Stored items:

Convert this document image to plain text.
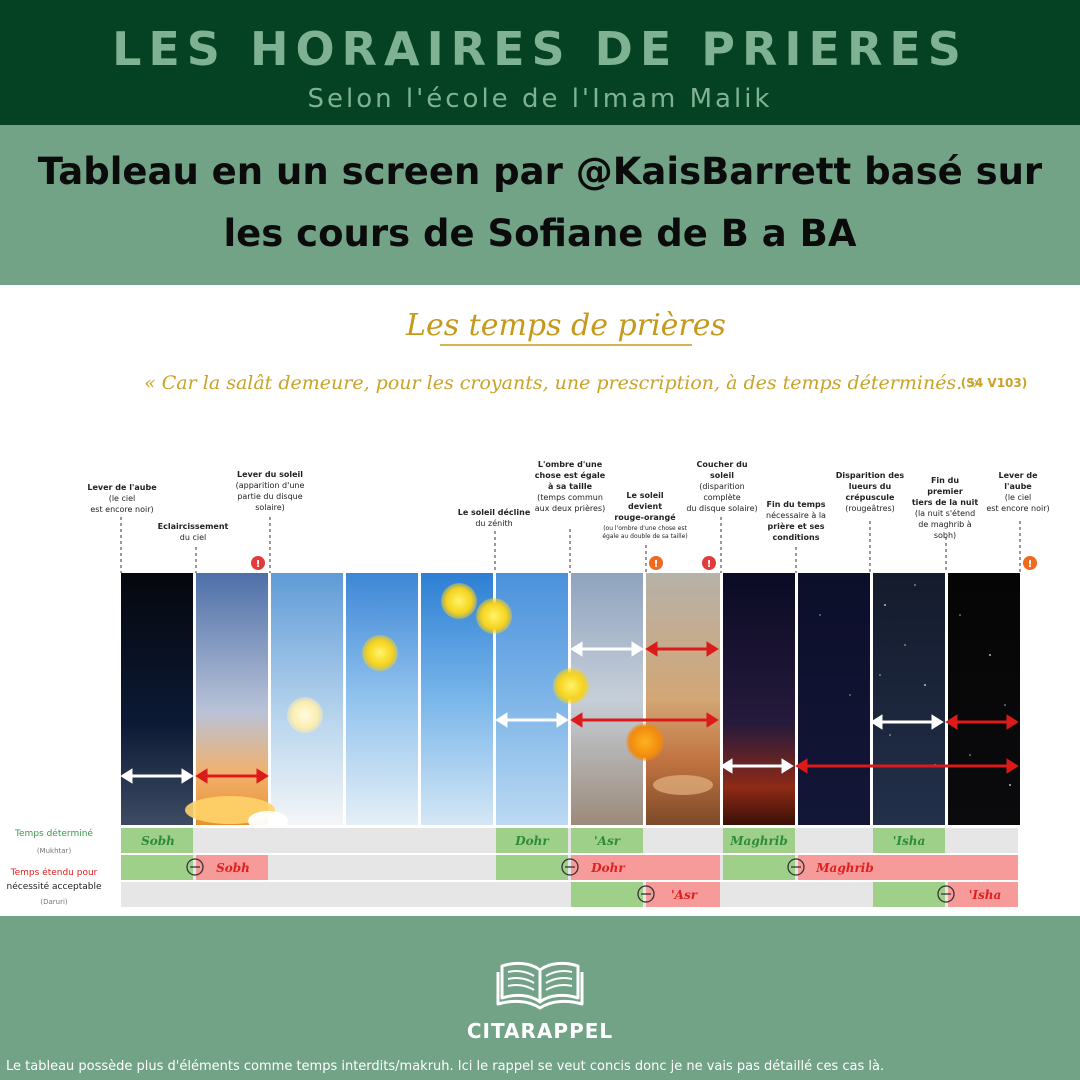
LES HORAIRES DE PRIERES
Selon l'école de l'Imam Malik
Tableau en un screen par @KaisBarrett basé sur
les cours de Sofiane de B a BA
Les temps de prières
« Car la salât demeure, pour les croyants, une prescription, à des temps déterminés. »
(S4 V103)
Lever de l'aube (le ciel est encore noir)
Eclaircissement du ciel
Lever du soleil (apparition d'une partie du disque solaire)
Le soleil décline du zénith
L'ombre d'une chose est égale à sa taille (temps commun aux deux prières)
Le soleil devient rouge-orangé (ou l'ombre d'une chose est égale au double de sa taille)
Coucher du soleil (disparition complète du disque solaire) Fin du temps nécessaire à la prière et ses conditions
Disparition des lueurs du crépuscule (rougeâtres)
Fin du premier tiers de la nuit (la nuit s'étend de maghrib à sobh)
Lever de l'aube (le ciel est encore noir)
!	!	!	!
Temps déterminé
(Mukhtar)
Temps étendu pour
nécessité acceptable
(Daruri)
Sobh	Dohr	'Asr	Maghrib	'Isha
Sobh	Dohr	Maghrib
'Asr	'Isha
CITARAPPEL
Le tableau possède plus d'éléments comme temps interdits/makruh. Ici le rappel se veut concis donc je ne vais pas détaillé ces cas là.
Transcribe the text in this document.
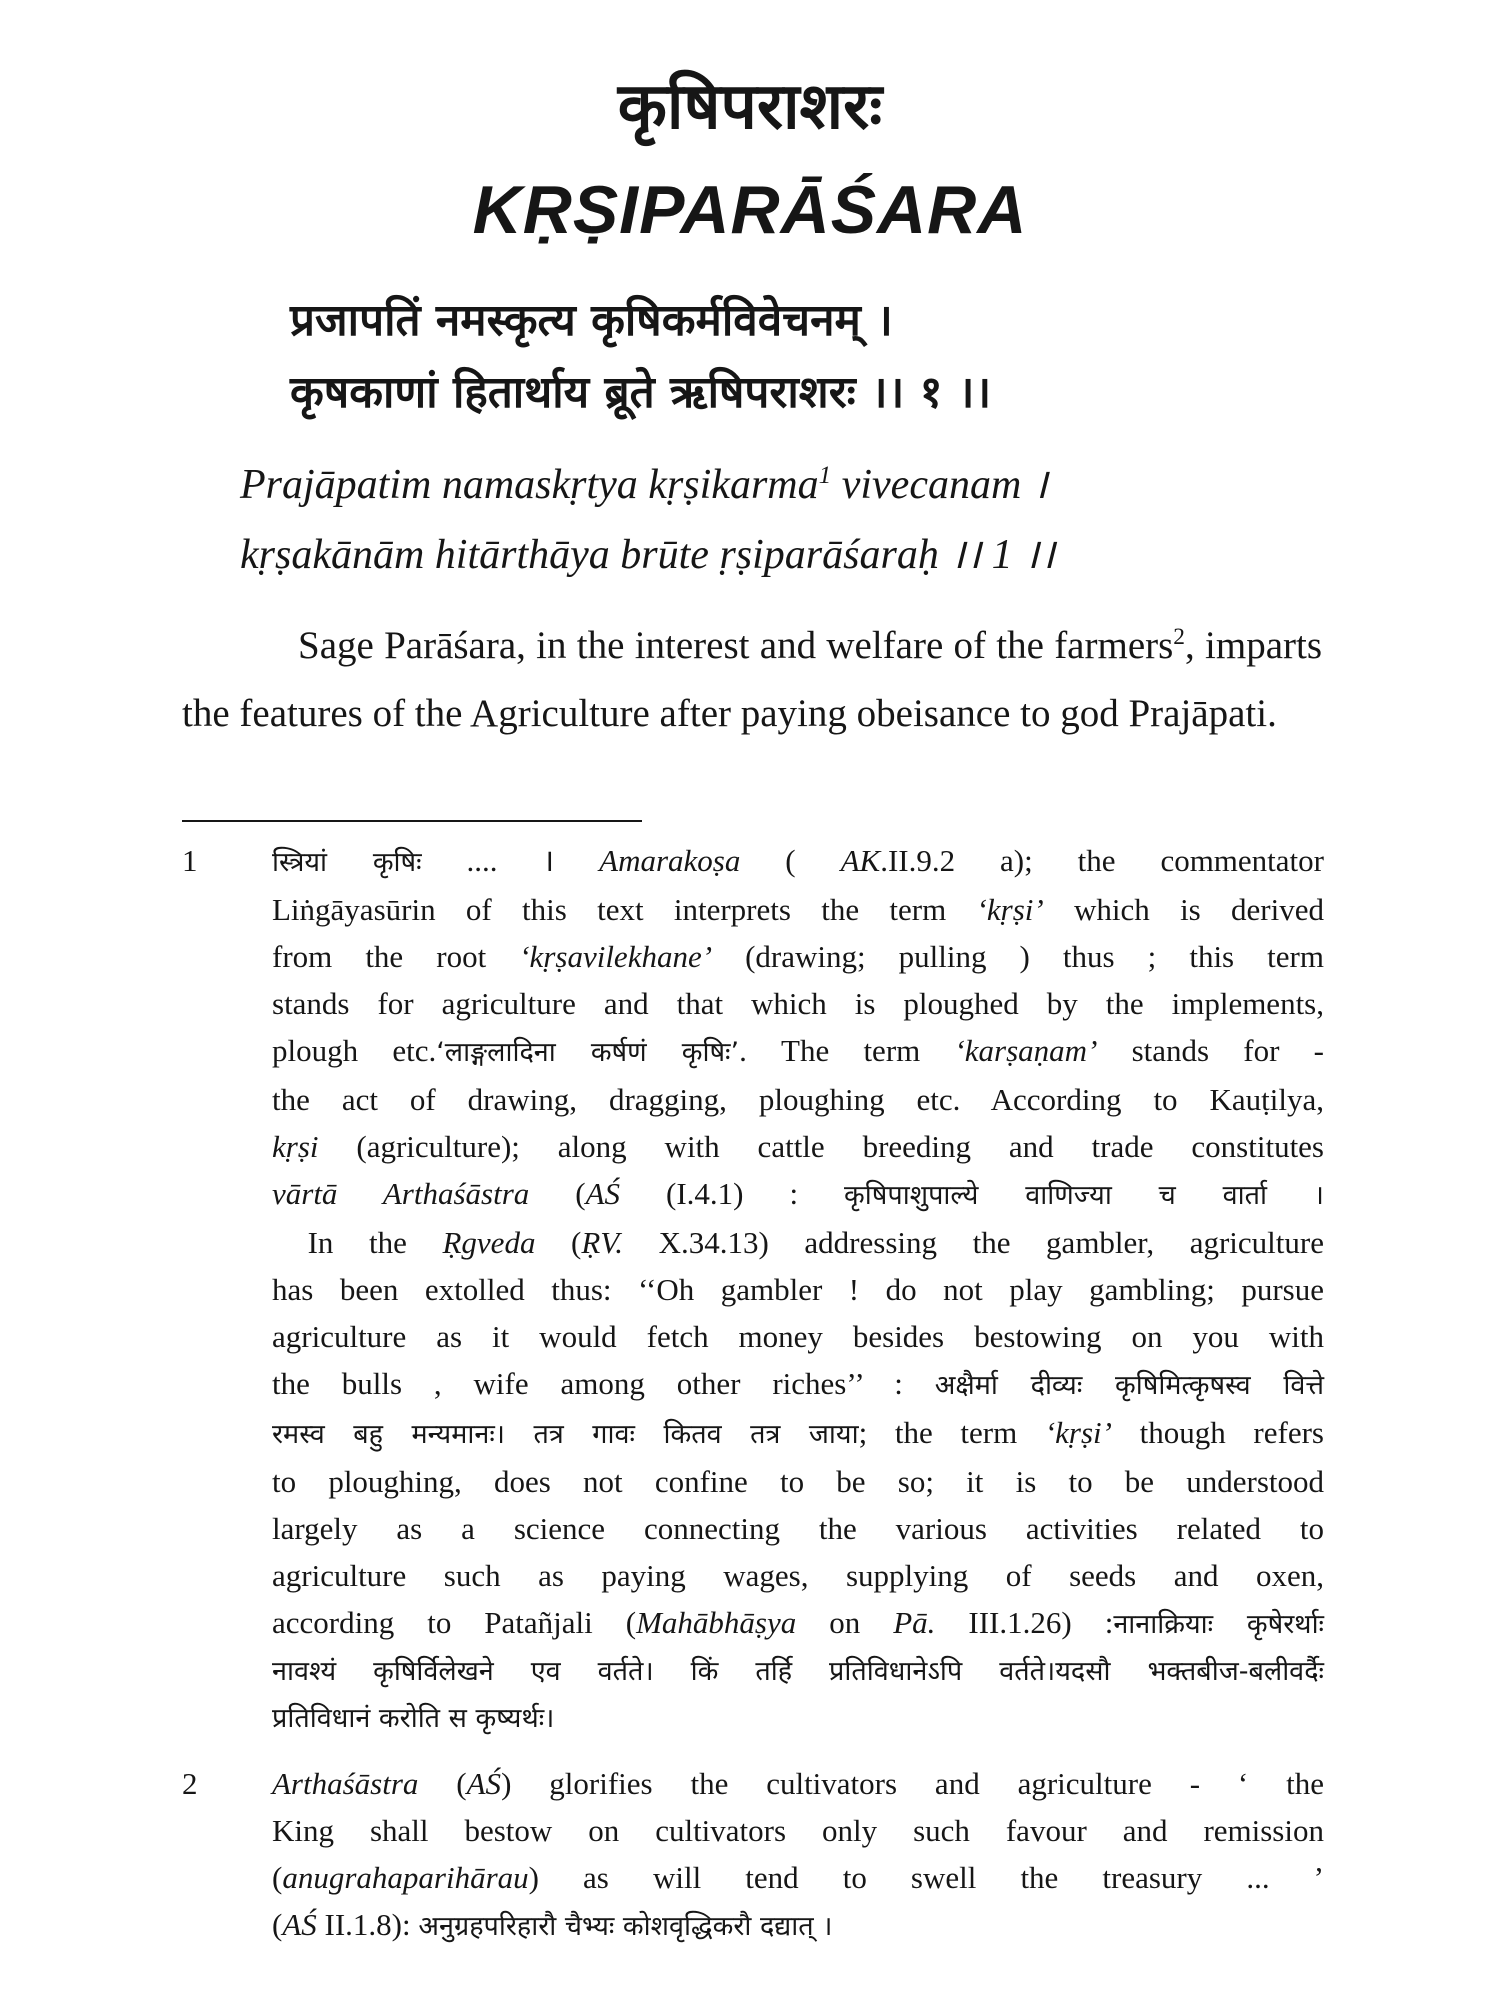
कृषिपराशरः
KṚṢIPARĀŚARA
प्रजापतिं नमस्कृत्य कृषिकर्मविवेचनम् ।
कृषकाणां हितार्थाय ब्रूते ऋषिपराशरः ।। १ ।।
Prajāpatim namaskṛtya kṛṣikarma$^1$ vivecanam ।
kṛṣakānām hitārthāya brūte ṛṣiparāśaraḥ ।। 1 ।।
Sage Parāśara, in the interest and welfare of the farmers$^2$, imparts the features of the Agriculture after paying obeisance to god Prajāpati.
1	स्त्रियां कृषिः .... । Amarakoṣa ( AK.II.9.2 a); the commentator
Liṅgāyasūrin of this text interprets the term ‘kṛṣi’ which is derived
from the root ‘kṛṣavilekhane’ (drawing; pulling ) thus ; this term
stands for agriculture and that which is ploughed by the implements,
plough etc.‘लाङ्गलादिना कर्षणं कृषिः’. The term ‘karṣaṇam’ stands for -
the act of drawing, dragging, ploughing etc. According to Kauṭilya,
kṛṣi (agriculture); along with cattle breeding and trade constitutes
vārtā Arthaśāstra (AŚ (I.4.1) : कृषिपाशुपाल्ये वाणिज्या च वार्ता ।
In the Ṛgveda (ṚV. X.34.13) addressing the gambler, agriculture
has been extolled thus: ‘‘Oh gambler ! do not play gambling; pursue
agriculture as it would fetch money besides bestowing on you with
the bulls , wife among other riches’’ : अक्षैर्मा दीव्यः कृषिमित्कृषस्व वित्ते
रमस्व बहु मन्यमानः। तत्र गावः कितव तत्र जाया; the term ‘kṛṣi’ though refers
to ploughing, does not confine to be so; it is to be understood
largely as a science connecting the various activities related to
agriculture such as paying wages, supplying of seeds and oxen,
according to Patañjali (Mahābhāṣya on Pā. III.1.26) :नानाक्रियाः कृषेरर्थाः
नावश्यं कृषिर्विलेखने एव वर्तते। किं तर्हि प्रतिविधानेऽपि वर्तते।यदसौ भक्तबीज-बलीवर्दैः
प्रतिविधानं करोति स कृष्यर्थः।
2 Arthaśāstra (AŚ) glorifies the cultivators and agriculture - ‘ the
King shall bestow on cultivators only such favour and remission
(anugrahaparihārau) as will tend to swell the treasury ... ’
(AŚ II.1.8): अनुग्रहपरिहारौ चैभ्यः कोशवृद्धिकरौ दद्यात् ।
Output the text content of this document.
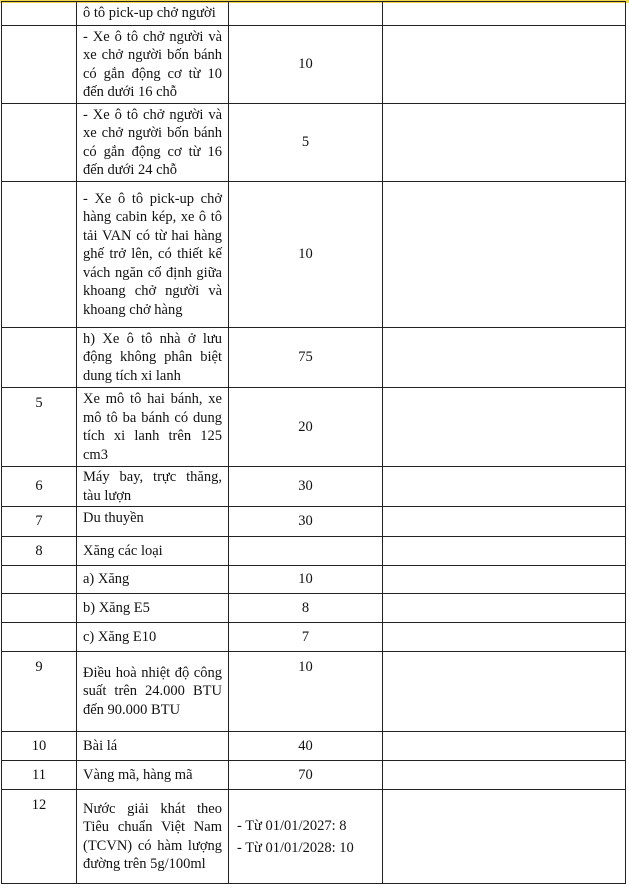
	ô tô pick-up chở người		
	- Xe ô tô chở người và xe chở người bốn bánh có gắn động cơ từ 10 đến dưới 16 chỗ	10	
	- Xe ô tô chở người và xe chở người bốn bánh có gắn động cơ từ 16 đến dưới 24 chỗ	5	
	- Xe ô tô pick-up chở hàng cabin kép, xe ô tô tải VAN có từ hai hàng ghế trở lên, có thiết kế vách ngăn cố định giữa khoang chở người và khoang chở hàng	10	
	h) Xe ô tô nhà ở lưu động không phân biệt dung tích xi lanh	75	
5	Xe mô tô hai bánh, xe mô tô ba bánh có dung tích xi lanh trên 125 cm3	20	
6	Máy bay, trực thăng, tàu lượn	30	
7	Du thuyền	30	
8	Xăng các loại		
	a) Xăng	10	
	b) Xăng E5	8	
	c) Xăng E10	7	
9	Điều hoà nhiệt độ công suất trên 24.000 BTU đến 90.000 BTU	10	
10	Bài lá	40	
11	Vàng mã, hàng mã	70	
12	Nước giải khát theo Tiêu chuẩn Việt Nam (TCVN) có hàm lượng đường trên 5g/100ml	- Từ 01/01/2027: 8
- Từ 01/01/2028: 10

Exercise objective
Identify and extract each line of the listing that contains "Xăng".

Answer to this problem
8	Xăng các loại		
	a) Xăng	10	
	b) Xăng E5	8	
	c) Xăng E10	7	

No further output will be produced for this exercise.